### Work instructions
Select lines where the word "сквера" appears.

### Data lines
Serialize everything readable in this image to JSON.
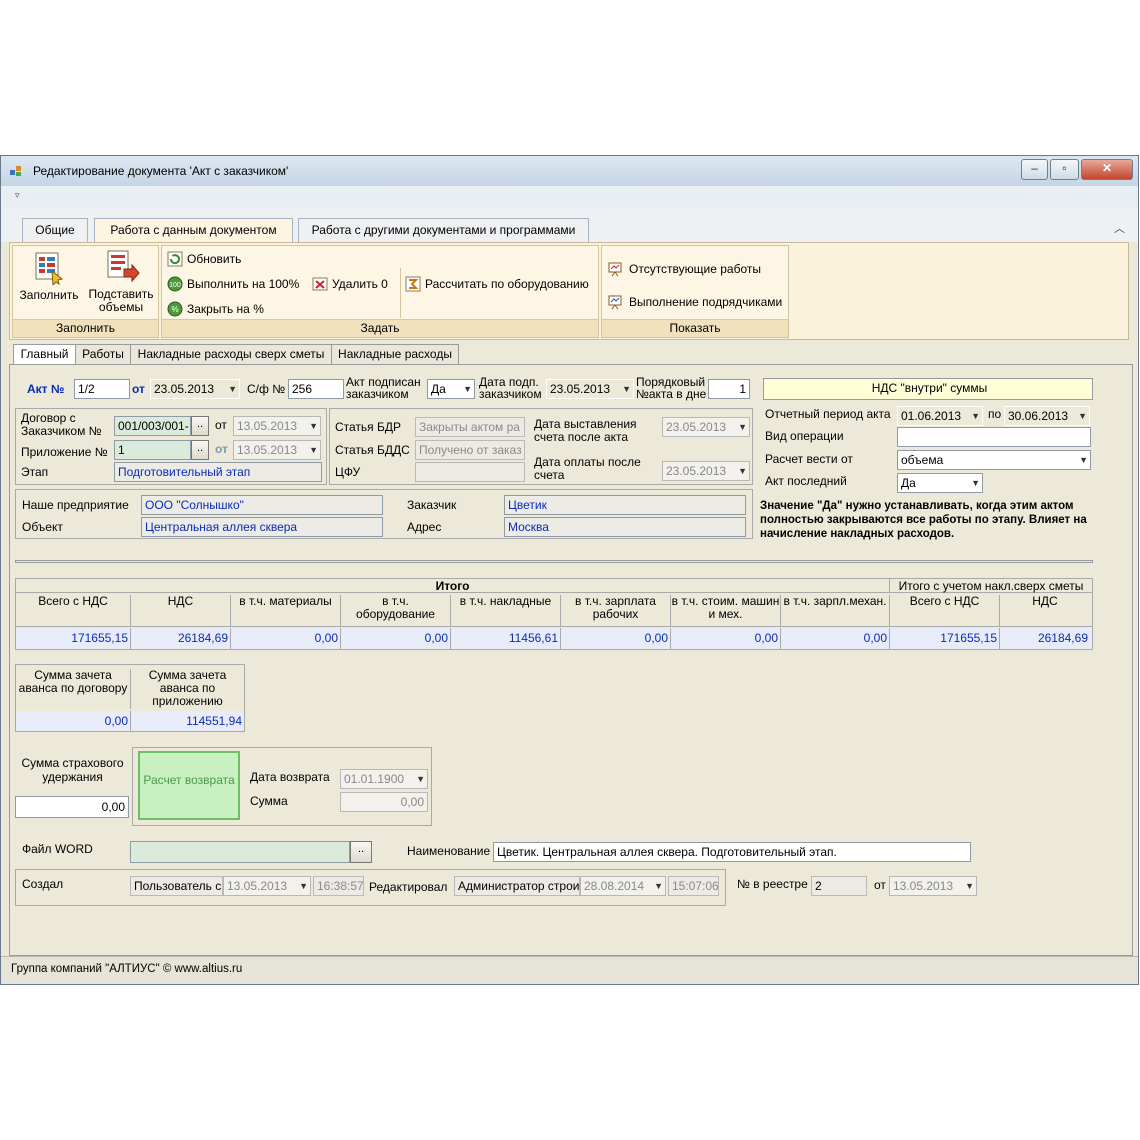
{
  "window": {
    "title": "Редактирование документа 'Акт с заказчиком'"
  },
  "ribbon_tabs": [
    "Общие",
    "Работа с данным документом",
    "Работа с другими документами и программами"
  ],
  "ribbon": {
    "fill_group": {
      "title": "Заполнить",
      "fill_label": "Заполнить",
      "insert_label_1": "Подставить",
      "insert_label_2": "объемы"
    },
    "set_group": {
      "title": "Задать",
      "refresh": "Обновить",
      "exec100": "Выполнить на 100%",
      "delete0": "Удалить 0",
      "close_pct": "Закрыть на %",
      "calc_equipment": "Рассчитать по оборудованию"
    },
    "show_group": {
      "title": "Показать",
      "missing_works": "Отсутствующие работы",
      "contractors": "Выполнение подрядчиками"
    }
  },
  "sub_tabs": [
    "Главный",
    "Работы",
    "Накладные расходы сверх сметы",
    "Накладные расходы"
  ],
  "act": {
    "act_no_label": "Акт №",
    "act_no": "1/2",
    "from_label": "от",
    "act_date": "23.05.2013",
    "sf_label": "С/ф №",
    "sf_no": "256",
    "signed_label_1": "Акт подписан",
    "signed_label_2": "заказчиком",
    "signed_value": "Да",
    "sign_date_label_1": "Дата подп.",
    "sign_date_label_2": "заказчиком",
    "sign_date": "23.05.2013",
    "order_label_1": "Порядковый",
    "order_label_2": "№акта в дне",
    "order_no": "1",
    "vat_inside": "НДС \"внутри\" суммы"
  },
  "contract": {
    "contract_label_1": "Договор с",
    "contract_label_2": "Заказчиком №",
    "contract_no": "001/003/001-",
    "contract_from": "от",
    "contract_date": "13.05.2013",
    "appendix_label": "Приложение №",
    "appendix_no": "1",
    "appendix_from": "от",
    "appendix_date": "13.05.2013",
    "stage_label": "Этап",
    "stage_value": "Подготовительный этап",
    "bdr_label": "Статья БДР",
    "bdr_value": "Закрыты актом ра",
    "bdds_label": "Статья БДДС",
    "bdds_value": "Получено от заказ",
    "cfu_label": "ЦФУ",
    "cfu_value": "",
    "invoice_date_label_1": "Дата выставления",
    "invoice_date_label_2": "счета после акта",
    "invoice_date": "23.05.2013",
    "pay_date_label_1": "Дата оплаты после",
    "pay_date_label_2": "счета",
    "pay_date": "23.05.2013"
  },
  "period": {
    "period_label": "Отчетный период акта",
    "period_from": "01.06.2013",
    "period_to_label": "по",
    "period_to": "30.06.2013",
    "operation_label": "Вид операции",
    "operation_value": "",
    "calc_label": "Расчет вести от",
    "calc_value": "объема",
    "last_label": "Акт последний",
    "last_value": "Да",
    "note": "Значение \"Да\" нужно устанавливать, когда этим актом полностью закрываются все работы по этапу. Влияет на начисление накладных расходов."
  },
  "company": {
    "enterprise_label": "Наше предприятие",
    "enterprise_value": "ООО \"Солнышко\"",
    "object_label": "Объект",
    "object_value": "Центральная аллея сквера",
    "customer_label": "Заказчик",
    "customer_value": "Цветик",
    "address_label": "Адрес",
    "address_value": "Москва"
  },
  "totals": {
    "group_title": "Итого",
    "group_title_2": "Итого с учетом накл.сверх сметы",
    "headers": [
      "Всего с НДС",
      "НДС",
      "в т.ч. материалы",
      "в т.ч. оборудование",
      "в т.ч. накладные",
      "в т.ч.  зарплата рабочих",
      "в т.ч. стоим. машин и мех.",
      "в т.ч. зарпл.механ.",
      "Всего с НДС",
      "НДС"
    ],
    "values": [
      "171655,15",
      "26184,69",
      "0,00",
      "0,00",
      "11456,61",
      "0,00",
      "0,00",
      "0,00",
      "171655,15",
      "26184,69"
    ]
  },
  "advance": {
    "contract_label": "Сумма зачета аванса по договору",
    "contract_value": "0,00",
    "appendix_label": "Сумма зачета аванса по приложению",
    "appendix_value": "114551,94"
  },
  "insurance": {
    "label": "Сумма страхового удержания",
    "value": "0,00",
    "refund_button": "Расчет возврата",
    "refund_date_label": "Дата возврата",
    "refund_date": "01.01.1900",
    "sum_label": "Сумма",
    "sum_value": "0,00"
  },
  "file": {
    "label": "Файл WORD",
    "value": "",
    "browse": "..",
    "name_label": "Наименование",
    "name_value": "Цветик. Центральная аллея сквера. Подготовительный этап."
  },
  "created": {
    "created_label": "Создал",
    "creator": "Пользователь с",
    "created_date": "13.05.2013",
    "created_time": "16:38:57",
    "edited_label": "Редактировал",
    "editor": "Администратор строи",
    "edited_date": "28.08.2014",
    "edited_time": "15:07:06",
    "registry_label": "№ в реестре",
    "registry_no": "2",
    "registry_from": "от",
    "registry_date": "13.05.2013"
  },
  "status_bar": {
    "text": "Группа компаний \"АЛТИУС\" © www.altius.ru"
  },
  "colors": {
    "ribbon_bg": "#fbf2dc",
    "value_blue": "#0a2bb5",
    "yellow_box": "#fefed7",
    "refund_green": "#c8f0c0"
  }
}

### Result
    "object_value": "Центральная аллея сквера",
    "name_value": "Цветик. Центральная аллея сквера. Подготовительный этап."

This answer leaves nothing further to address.